**DATA PROVIDED**.
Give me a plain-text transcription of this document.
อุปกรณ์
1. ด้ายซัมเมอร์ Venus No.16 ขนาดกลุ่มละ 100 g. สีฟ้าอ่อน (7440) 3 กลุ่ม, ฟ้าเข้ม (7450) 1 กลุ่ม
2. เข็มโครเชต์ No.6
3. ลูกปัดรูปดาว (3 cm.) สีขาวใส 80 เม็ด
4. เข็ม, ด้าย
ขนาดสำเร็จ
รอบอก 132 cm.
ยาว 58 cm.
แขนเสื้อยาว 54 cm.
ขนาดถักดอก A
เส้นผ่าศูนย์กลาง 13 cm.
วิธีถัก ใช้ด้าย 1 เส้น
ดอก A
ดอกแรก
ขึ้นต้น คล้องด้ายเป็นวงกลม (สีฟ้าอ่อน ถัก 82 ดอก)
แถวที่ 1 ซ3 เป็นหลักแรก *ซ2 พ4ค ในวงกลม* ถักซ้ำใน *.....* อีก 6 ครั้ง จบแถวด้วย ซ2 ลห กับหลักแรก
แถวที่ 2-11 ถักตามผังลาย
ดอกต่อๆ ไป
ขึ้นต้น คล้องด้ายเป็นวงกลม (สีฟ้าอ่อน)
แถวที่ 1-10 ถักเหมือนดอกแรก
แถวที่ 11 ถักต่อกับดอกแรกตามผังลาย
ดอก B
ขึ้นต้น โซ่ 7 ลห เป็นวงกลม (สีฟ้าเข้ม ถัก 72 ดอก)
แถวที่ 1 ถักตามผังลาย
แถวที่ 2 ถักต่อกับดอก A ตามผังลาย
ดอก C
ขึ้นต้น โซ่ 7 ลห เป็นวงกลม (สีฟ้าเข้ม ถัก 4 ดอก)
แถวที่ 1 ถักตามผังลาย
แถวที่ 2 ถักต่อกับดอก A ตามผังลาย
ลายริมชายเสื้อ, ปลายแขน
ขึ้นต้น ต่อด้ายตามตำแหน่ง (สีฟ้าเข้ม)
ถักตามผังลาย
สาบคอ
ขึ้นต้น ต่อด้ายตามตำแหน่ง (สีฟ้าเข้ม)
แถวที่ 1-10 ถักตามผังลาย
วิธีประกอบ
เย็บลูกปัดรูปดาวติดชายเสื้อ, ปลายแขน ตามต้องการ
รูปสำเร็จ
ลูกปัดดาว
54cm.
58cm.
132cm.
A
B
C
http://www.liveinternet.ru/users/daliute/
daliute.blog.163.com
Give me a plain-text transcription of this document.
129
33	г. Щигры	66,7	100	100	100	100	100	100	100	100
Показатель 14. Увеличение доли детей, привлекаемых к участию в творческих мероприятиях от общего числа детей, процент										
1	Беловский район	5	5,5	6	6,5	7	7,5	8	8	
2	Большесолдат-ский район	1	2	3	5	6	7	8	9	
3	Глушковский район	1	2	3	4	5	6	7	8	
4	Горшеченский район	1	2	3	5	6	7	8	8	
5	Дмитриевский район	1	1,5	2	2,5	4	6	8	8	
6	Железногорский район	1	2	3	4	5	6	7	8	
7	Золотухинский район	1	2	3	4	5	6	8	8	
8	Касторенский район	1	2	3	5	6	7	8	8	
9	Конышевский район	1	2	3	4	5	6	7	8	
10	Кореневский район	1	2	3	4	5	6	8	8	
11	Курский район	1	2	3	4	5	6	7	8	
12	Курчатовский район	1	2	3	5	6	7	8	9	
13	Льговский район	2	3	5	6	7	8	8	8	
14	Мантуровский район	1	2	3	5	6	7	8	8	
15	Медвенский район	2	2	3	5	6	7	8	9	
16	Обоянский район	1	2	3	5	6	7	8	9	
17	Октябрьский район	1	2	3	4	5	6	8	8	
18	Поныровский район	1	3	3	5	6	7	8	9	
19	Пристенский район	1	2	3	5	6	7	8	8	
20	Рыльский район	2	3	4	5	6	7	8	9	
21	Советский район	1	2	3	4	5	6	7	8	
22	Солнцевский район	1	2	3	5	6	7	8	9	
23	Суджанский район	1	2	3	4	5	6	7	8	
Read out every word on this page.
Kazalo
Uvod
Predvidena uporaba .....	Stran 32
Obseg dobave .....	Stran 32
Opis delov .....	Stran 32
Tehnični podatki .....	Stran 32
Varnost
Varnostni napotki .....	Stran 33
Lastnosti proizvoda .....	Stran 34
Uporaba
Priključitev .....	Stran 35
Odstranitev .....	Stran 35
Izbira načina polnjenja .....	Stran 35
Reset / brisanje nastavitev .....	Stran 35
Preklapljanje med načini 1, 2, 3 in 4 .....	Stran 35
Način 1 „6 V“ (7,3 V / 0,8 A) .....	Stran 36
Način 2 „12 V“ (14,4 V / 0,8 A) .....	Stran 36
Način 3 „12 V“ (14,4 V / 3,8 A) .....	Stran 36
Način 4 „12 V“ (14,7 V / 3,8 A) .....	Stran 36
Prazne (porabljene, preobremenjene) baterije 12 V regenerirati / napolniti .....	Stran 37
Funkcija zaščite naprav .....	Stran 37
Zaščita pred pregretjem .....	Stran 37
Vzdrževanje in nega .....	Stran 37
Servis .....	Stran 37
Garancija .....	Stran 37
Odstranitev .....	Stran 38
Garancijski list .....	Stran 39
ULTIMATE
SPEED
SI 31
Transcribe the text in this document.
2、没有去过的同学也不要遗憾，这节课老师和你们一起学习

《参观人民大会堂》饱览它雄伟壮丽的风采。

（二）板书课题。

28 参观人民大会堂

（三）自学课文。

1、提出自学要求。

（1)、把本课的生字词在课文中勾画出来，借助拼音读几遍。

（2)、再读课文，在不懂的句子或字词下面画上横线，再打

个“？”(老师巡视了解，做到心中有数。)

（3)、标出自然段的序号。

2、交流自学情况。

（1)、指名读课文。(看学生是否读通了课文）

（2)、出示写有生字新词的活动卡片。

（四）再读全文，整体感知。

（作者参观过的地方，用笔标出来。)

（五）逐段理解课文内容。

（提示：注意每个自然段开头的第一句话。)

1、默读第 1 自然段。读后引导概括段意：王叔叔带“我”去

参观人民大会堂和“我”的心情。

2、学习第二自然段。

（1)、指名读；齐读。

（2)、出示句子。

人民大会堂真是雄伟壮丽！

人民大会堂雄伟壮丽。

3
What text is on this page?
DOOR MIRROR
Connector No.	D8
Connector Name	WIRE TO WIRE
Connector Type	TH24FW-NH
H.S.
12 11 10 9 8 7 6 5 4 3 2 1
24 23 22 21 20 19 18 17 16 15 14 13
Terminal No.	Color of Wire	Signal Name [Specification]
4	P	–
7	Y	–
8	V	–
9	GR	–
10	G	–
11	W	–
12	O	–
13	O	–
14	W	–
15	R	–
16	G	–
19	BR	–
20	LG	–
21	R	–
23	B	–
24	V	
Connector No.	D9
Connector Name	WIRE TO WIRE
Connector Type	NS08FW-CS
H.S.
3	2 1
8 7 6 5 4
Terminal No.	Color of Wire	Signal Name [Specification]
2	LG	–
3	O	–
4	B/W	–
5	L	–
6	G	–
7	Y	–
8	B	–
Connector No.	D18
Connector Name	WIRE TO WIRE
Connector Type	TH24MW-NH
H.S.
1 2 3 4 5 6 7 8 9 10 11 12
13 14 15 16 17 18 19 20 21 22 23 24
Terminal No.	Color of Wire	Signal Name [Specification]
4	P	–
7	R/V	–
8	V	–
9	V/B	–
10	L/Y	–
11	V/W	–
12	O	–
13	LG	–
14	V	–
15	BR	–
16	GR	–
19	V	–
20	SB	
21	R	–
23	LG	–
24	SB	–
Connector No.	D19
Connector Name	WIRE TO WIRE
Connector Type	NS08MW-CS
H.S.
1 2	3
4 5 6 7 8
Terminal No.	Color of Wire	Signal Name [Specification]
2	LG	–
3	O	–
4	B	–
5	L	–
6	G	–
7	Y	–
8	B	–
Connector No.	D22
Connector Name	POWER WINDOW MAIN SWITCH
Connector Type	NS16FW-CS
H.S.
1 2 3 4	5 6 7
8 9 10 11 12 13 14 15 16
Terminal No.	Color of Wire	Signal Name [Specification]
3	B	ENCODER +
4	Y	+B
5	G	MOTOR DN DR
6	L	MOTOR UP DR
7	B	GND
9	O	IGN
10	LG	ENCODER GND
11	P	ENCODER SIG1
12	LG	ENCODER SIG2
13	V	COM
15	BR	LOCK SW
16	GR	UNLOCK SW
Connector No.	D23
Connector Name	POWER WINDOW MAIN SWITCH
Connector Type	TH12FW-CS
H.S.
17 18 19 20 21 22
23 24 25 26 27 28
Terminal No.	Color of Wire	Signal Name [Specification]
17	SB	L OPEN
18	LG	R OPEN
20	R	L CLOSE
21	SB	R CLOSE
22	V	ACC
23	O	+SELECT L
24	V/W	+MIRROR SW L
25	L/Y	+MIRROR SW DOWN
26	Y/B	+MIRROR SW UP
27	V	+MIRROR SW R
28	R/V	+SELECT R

**WHAT THIS TASK INVOLVES**.
Copy out every line of the listing that includes the string "Type".

**SOLUTION TO THIS TASK**.
Connector Type	TH24FW-NH
Connector Type	NS08FW-CS
Connector Type	TH24MW-NH
Connector Type	NS08MW-CS
Connector Type	NS16FW-CS
Connector Type	TH12FW-CS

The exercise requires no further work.